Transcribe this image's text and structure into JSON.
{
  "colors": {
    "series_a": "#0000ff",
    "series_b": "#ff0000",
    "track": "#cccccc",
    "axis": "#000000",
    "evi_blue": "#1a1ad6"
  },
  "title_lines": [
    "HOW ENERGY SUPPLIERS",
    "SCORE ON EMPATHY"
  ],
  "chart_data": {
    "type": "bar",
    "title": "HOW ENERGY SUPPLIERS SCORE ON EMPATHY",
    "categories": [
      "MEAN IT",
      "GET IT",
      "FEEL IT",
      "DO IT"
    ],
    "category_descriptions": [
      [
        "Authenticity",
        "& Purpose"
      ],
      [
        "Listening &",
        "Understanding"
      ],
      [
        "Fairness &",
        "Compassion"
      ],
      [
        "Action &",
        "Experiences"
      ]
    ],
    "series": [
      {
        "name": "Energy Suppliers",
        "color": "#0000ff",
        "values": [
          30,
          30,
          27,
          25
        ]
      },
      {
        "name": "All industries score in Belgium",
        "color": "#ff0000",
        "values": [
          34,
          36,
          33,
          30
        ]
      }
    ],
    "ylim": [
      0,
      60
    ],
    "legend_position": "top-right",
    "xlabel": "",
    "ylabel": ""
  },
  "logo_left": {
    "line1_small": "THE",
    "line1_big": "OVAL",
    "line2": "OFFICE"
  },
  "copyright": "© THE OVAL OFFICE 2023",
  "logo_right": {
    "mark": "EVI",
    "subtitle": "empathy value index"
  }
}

---

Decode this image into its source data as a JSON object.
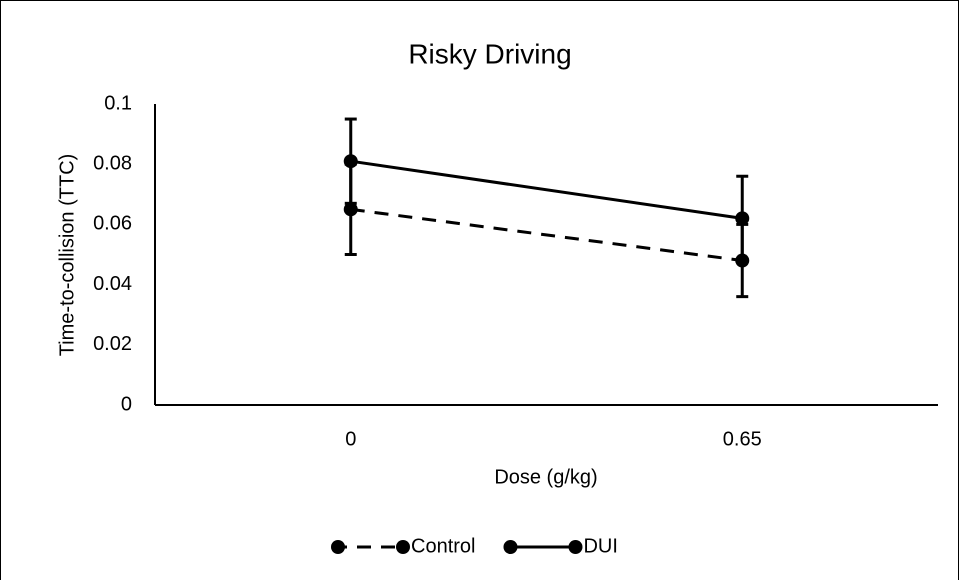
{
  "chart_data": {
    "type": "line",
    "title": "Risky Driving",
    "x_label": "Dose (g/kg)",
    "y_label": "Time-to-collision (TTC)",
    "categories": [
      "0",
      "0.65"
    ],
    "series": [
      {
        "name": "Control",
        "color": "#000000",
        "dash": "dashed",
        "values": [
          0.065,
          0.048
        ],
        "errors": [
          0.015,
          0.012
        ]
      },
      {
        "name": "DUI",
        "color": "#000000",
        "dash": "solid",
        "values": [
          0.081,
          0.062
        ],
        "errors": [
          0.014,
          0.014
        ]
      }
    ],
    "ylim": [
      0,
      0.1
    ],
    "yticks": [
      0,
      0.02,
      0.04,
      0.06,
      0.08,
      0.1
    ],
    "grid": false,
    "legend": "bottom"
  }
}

__WHAT IS ASKED__: Wherever the string "OFFICE" appears in the entries above, list that line.

__EXERCISE RESPONSE__:
    "line2": "OFFICE"
  "copyright": "© THE OVAL OFFICE 2023",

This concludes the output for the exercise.